Short task: Rewrite the listing below as a numbered list, leaving out any blank lines.

------------------------------

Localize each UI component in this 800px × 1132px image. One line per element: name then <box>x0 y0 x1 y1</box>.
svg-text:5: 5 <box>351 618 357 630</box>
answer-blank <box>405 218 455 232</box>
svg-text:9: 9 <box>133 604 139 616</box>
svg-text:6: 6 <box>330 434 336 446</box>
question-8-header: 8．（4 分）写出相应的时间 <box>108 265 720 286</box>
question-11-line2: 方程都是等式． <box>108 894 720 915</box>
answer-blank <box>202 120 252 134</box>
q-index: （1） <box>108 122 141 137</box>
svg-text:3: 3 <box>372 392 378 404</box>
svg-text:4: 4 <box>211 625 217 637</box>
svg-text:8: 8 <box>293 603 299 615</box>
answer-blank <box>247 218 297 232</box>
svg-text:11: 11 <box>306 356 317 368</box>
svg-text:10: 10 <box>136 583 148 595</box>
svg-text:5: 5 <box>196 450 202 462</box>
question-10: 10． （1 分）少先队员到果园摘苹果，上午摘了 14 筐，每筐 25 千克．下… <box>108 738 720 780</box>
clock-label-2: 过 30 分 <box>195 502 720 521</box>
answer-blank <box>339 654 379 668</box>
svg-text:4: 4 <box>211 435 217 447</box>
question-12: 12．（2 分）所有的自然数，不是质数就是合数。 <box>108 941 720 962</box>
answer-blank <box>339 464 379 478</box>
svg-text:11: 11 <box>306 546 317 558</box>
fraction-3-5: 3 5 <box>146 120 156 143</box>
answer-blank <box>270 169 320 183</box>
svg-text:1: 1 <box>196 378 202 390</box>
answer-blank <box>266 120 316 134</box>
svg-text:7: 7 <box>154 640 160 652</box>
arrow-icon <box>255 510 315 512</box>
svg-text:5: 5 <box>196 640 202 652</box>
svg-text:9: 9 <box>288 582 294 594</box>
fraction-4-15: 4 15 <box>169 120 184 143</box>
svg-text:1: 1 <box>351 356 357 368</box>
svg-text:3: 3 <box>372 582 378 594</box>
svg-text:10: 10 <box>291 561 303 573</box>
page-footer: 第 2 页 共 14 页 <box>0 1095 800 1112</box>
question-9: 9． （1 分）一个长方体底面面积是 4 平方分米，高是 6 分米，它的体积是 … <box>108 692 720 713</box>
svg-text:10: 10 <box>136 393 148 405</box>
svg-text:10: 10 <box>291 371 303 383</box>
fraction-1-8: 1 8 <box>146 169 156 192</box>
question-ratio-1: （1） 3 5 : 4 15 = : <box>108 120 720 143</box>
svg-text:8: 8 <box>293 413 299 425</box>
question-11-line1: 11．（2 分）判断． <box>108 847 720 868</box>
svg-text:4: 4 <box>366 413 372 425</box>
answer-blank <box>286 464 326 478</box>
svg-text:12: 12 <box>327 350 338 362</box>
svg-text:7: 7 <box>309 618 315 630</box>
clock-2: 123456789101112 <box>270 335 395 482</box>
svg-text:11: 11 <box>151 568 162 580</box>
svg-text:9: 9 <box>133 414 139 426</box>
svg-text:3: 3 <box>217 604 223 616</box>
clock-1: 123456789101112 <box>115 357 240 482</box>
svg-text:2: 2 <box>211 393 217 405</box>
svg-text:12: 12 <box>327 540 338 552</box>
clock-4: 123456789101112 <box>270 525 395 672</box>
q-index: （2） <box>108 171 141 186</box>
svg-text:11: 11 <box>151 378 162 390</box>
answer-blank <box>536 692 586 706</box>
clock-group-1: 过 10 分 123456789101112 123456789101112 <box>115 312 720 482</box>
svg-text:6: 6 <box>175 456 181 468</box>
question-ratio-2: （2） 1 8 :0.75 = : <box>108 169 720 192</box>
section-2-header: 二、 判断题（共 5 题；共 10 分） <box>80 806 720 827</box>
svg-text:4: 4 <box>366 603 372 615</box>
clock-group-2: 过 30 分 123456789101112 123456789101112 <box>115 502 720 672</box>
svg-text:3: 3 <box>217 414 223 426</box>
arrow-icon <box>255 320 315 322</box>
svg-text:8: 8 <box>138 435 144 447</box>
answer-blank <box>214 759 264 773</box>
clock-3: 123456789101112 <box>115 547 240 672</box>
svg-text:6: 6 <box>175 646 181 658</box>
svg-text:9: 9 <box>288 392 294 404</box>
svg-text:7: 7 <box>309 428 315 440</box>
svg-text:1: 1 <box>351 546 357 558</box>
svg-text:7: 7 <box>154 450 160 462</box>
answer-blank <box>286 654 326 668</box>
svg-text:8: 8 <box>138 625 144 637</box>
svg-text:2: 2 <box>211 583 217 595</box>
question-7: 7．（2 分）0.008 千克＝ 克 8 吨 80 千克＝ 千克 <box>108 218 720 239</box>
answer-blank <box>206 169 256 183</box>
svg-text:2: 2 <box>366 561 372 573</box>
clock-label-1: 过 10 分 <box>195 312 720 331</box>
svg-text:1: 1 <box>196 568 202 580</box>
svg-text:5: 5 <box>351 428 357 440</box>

------------------------------

Answer for the task:
1. Localize each UI component in this 800px × 1132px image. One line per element: name then <box>x0 y0 x1 y1</box>.
2. svg-text:5: 5 <box>351 618 357 630</box>
3. answer-blank <box>405 218 455 232</box>
4. svg-text:9: 9 <box>133 604 139 616</box>
5. svg-text:6: 6 <box>330 434 336 446</box>
6. question-8-header: 8．（4 分）写出相应的时间 <box>108 265 720 286</box>
7. question-11-line2: 方程都是等式． <box>108 894 720 915</box>
8. answer-blank <box>202 120 252 134</box>
9. q-index: （1） <box>108 122 141 137</box>
10. svg-text:3: 3 <box>372 392 378 404</box>
11. svg-text:4: 4 <box>211 625 217 637</box>
12. svg-text:8: 8 <box>293 603 299 615</box>
13. answer-blank <box>247 218 297 232</box>
14. svg-text:11: 11 <box>306 356 317 368</box>
15. svg-text:10: 10 <box>136 583 148 595</box>
16. svg-text:5: 5 <box>196 450 202 462</box>
17. question-10: 10． （1 分）少先队员到果园摘苹果，上午摘了 14 筐，每筐 25 千克．下… <box>108 738 720 780</box>
18. clock-label-2: 过 30 分 <box>195 502 720 521</box>
19. answer-blank <box>339 654 379 668</box>
20. svg-text:4: 4 <box>211 435 217 447</box>
21. question-12: 12．（2 分）所有的自然数，不是质数就是合数。 <box>108 941 720 962</box>
22. answer-blank <box>339 464 379 478</box>
23. svg-text:11: 11 <box>306 546 317 558</box>
24. fraction-3-5: 3 5 <box>146 120 156 143</box>
25. answer-blank <box>270 169 320 183</box>
26. svg-text:1: 1 <box>196 378 202 390</box>
27. answer-blank <box>266 120 316 134</box>
28. svg-text:7: 7 <box>154 640 160 652</box>
29. arrow-icon <box>255 510 315 512</box>
30. svg-text:5: 5 <box>196 640 202 652</box>
31. svg-text:9: 9 <box>288 582 294 594</box>
32. fraction-4-15: 4 15 <box>169 120 184 143</box>
33. svg-text:1: 1 <box>351 356 357 368</box>
34. svg-text:3: 3 <box>372 582 378 594</box>
35. svg-text:10: 10 <box>291 561 303 573</box>
36. page-footer: 第 2 页 共 14 页 <box>0 1095 800 1112</box>
37. question-9: 9． （1 分）一个长方体底面面积是 4 平方分米，高是 6 分米，它的体积是 … <box>108 692 720 713</box>
38. svg-text:10: 10 <box>136 393 148 405</box>
39. svg-text:10: 10 <box>291 371 303 383</box>
40. fraction-1-8: 1 8 <box>146 169 156 192</box>
41. question-ratio-1: （1） 3 5 : 4 15 = : <box>108 120 720 143</box>
42. svg-text:8: 8 <box>293 413 299 425</box>
43. question-11-line1: 11．（2 分）判断． <box>108 847 720 868</box>
44. svg-text:4: 4 <box>366 413 372 425</box>
45. answer-blank <box>286 464 326 478</box>
46. svg-text:12: 12 <box>327 350 338 362</box>
47. svg-text:7: 7 <box>309 618 315 630</box>
48. clock-2: 123456789101112 <box>270 335 395 482</box>
49. svg-text:11: 11 <box>151 568 162 580</box>
50. svg-text:9: 9 <box>133 414 139 426</box>
51. svg-text:3: 3 <box>217 604 223 616</box>
52. clock-1: 123456789101112 <box>115 357 240 482</box>
53. svg-text:2: 2 <box>211 393 217 405</box>
54. svg-text:12: 12 <box>327 540 338 552</box>
55. clock-4: 123456789101112 <box>270 525 395 672</box>
56. q-index: （2） <box>108 171 141 186</box>
57. svg-text:11: 11 <box>151 378 162 390</box>
58. answer-blank <box>536 692 586 706</box>
59. clock-group-1: 过 10 分 123456789101112 123456789101112 <box>115 312 720 482</box>
60. svg-text:6: 6 <box>175 456 181 468</box>
61. question-ratio-2: （2） 1 8 :0.75 = : <box>108 169 720 192</box>
62. section-2-header: 二、 判断题（共 5 题；共 10 分） <box>80 806 720 827</box>
63. svg-text:4: 4 <box>366 603 372 615</box>
64. clock-group-2: 过 30 分 123456789101112 123456789101112 <box>115 502 720 672</box>
65. svg-text:3: 3 <box>217 414 223 426</box>
66. arrow-icon <box>255 320 315 322</box>
67. svg-text:8: 8 <box>138 435 144 447</box>
68. answer-blank <box>214 759 264 773</box>
69. clock-3: 123456789101112 <box>115 547 240 672</box>
70. svg-text:6: 6 <box>175 646 181 658</box>
71. svg-text:9: 9 <box>288 392 294 404</box>
72. svg-text:7: 7 <box>309 428 315 440</box>
73. svg-text:1: 1 <box>351 546 357 558</box>
74. svg-text:7: 7 <box>154 450 160 462</box>
75. answer-blank <box>286 654 326 668</box>
76. svg-text:8: 8 <box>138 625 144 637</box>
77. svg-text:2: 2 <box>211 583 217 595</box>
78. question-7: 7．（2 分）0.008 千克＝ 克 8 吨 80 千克＝ 千克 <box>108 218 720 239</box>
79. answer-blank <box>206 169 256 183</box>
80. svg-text:2: 2 <box>366 561 372 573</box>
81. clock-label-1: 过 10 分 <box>195 312 720 331</box>
82. svg-text:1: 1 <box>196 568 202 580</box>
83. svg-text:5: 5 <box>351 428 357 440</box>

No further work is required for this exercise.